- Task inputs -
Start of Block
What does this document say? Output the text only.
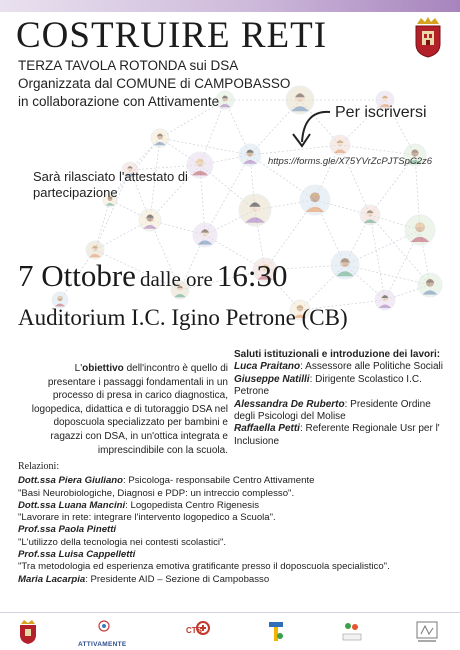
COSTRUIRE RETI
TERZA TAVOLA ROTONDA sui DSA
Organizzata dal COMUNE di CAMPOBASSO
in collaborazione con Attivamente
Per iscriversi
https://forms.gle/X75YVrZcPJTSpC2z6
Sarà rilasciato l'attestato di partecipazione
7 Ottobre dalle ore 16:30
Auditorium I.C. Igino Petrone (CB)
L'obiettivo dell'incontro è quello di presentare i passaggi fondamentali in un processo di presa in carico diagnostica, logopedica, didattica e di tutoraggio DSA nel doposcuola specializzato per bambini e ragazzi con DSA, in un'ottica integrata e imprescindibile con la scuola.
Saluti istituzionali e introduzione dei lavori:
Luca Praitano: Assessore alle Politiche Sociali
Giuseppe Natilli: Dirigente Scolastico I.C. Petrone
Alessandra De Ruberto: Presidente Ordine degli Psicologi del Molise
Raffaella Petti: Referente Regionale Usr per l' Inclusione
Relazioni:
Dott.ssa Piera Giuliano: Psicologa- responsabile Centro Attivamente
"Basi Neurobiologiche, Diagnosi e PDP: un intreccio complesso".
Dott.ssa Luana Mancini: Logopedista Centro Rigenesis
"Lavorare in rete: integrare l'intervento logopedico a Scuola".
Prof.ssa Paola Pinetti
"L'utilizzo della tecnologia nei contesti scolastici".
Prof.ssa Luisa Cappelletti
"Tra metodologia ed esperienza emotiva gratificante presso il doposcuola specialistico".
Maria Lacarpia: Presidente AID – Sezione di Campobasso
ATTIVAMENTE
CTS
End of Block
Your whole answer should be one number, the count of lines in the records that hold "Petrone".

- Response -
2